▶ What to work on
Look through the material below and count the lines with the string "reasoning". Report only the count.

▶ Provided material
▽
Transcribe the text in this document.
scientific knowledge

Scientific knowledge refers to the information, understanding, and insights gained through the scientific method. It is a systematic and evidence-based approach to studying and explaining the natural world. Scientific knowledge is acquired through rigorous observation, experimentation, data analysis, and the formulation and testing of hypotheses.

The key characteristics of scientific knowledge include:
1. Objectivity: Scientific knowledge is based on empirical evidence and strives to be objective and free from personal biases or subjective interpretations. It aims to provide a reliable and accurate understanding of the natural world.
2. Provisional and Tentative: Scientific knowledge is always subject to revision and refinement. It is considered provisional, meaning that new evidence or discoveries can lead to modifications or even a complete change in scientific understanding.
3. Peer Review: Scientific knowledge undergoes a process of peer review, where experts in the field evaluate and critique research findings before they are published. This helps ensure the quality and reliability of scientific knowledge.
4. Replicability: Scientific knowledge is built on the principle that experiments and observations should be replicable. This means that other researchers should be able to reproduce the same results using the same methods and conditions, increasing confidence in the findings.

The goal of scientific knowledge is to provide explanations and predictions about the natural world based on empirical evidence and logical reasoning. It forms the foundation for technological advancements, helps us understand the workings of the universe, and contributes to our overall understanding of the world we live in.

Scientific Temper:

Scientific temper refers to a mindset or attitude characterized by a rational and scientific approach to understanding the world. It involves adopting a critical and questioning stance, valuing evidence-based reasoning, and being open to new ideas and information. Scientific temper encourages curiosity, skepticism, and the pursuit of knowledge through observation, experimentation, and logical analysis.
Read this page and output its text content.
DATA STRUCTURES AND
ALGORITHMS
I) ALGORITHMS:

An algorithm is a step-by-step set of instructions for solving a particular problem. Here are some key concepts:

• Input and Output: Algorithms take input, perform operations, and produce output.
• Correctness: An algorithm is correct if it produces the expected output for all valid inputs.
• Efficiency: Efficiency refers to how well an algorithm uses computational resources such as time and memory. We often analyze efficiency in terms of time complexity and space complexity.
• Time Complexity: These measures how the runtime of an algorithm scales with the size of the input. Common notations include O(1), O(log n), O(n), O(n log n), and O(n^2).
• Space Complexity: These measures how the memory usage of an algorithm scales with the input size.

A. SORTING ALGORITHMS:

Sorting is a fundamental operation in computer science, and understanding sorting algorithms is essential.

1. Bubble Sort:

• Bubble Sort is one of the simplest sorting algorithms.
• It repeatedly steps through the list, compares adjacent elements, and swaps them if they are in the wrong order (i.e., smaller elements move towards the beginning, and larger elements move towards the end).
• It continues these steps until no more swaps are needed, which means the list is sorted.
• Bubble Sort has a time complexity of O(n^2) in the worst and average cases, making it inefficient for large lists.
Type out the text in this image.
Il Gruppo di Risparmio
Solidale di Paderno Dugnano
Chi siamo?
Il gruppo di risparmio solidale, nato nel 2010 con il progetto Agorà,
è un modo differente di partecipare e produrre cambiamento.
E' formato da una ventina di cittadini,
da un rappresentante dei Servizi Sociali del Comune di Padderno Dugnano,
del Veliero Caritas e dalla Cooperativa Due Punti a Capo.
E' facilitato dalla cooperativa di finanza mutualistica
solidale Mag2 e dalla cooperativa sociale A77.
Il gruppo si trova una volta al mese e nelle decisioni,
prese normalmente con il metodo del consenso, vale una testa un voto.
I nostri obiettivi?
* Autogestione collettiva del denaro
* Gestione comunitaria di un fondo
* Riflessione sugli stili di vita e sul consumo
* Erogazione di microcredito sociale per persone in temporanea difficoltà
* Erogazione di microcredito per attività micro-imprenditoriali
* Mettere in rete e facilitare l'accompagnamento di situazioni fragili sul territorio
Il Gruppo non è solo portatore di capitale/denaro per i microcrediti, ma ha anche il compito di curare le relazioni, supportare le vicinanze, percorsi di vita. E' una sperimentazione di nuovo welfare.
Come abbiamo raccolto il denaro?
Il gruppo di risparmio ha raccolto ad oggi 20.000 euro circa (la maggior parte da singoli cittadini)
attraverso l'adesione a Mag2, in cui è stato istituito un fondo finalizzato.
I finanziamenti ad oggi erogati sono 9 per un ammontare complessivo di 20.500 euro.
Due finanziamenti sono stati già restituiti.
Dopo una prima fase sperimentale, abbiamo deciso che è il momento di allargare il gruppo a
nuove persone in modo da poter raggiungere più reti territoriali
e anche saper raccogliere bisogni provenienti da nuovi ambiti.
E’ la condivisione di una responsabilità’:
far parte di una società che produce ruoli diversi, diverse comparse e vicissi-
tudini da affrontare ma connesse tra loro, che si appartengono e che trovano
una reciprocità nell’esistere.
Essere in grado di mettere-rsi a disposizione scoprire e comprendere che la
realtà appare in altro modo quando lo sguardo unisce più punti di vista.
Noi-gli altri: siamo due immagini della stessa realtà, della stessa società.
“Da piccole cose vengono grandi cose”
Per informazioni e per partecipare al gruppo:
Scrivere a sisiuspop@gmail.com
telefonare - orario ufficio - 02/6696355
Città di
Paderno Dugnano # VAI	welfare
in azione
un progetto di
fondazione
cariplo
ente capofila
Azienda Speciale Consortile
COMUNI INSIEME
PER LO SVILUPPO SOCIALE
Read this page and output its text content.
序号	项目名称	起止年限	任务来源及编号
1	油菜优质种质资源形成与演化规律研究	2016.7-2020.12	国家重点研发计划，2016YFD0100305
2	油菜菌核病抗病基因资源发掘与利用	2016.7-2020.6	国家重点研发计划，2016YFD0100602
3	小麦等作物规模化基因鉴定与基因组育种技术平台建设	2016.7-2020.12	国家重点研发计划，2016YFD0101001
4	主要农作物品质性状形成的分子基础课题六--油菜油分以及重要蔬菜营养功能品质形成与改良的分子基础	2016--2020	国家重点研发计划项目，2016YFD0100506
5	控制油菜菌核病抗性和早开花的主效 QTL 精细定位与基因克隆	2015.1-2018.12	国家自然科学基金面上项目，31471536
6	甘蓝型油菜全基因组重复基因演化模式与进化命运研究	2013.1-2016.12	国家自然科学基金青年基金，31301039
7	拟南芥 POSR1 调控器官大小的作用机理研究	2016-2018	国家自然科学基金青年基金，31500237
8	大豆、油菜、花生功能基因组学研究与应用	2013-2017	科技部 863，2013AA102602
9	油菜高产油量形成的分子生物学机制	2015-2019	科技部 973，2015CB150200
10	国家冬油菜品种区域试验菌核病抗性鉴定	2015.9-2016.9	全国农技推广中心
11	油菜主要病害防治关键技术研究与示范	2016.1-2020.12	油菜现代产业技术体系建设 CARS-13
△
▶ Task output
2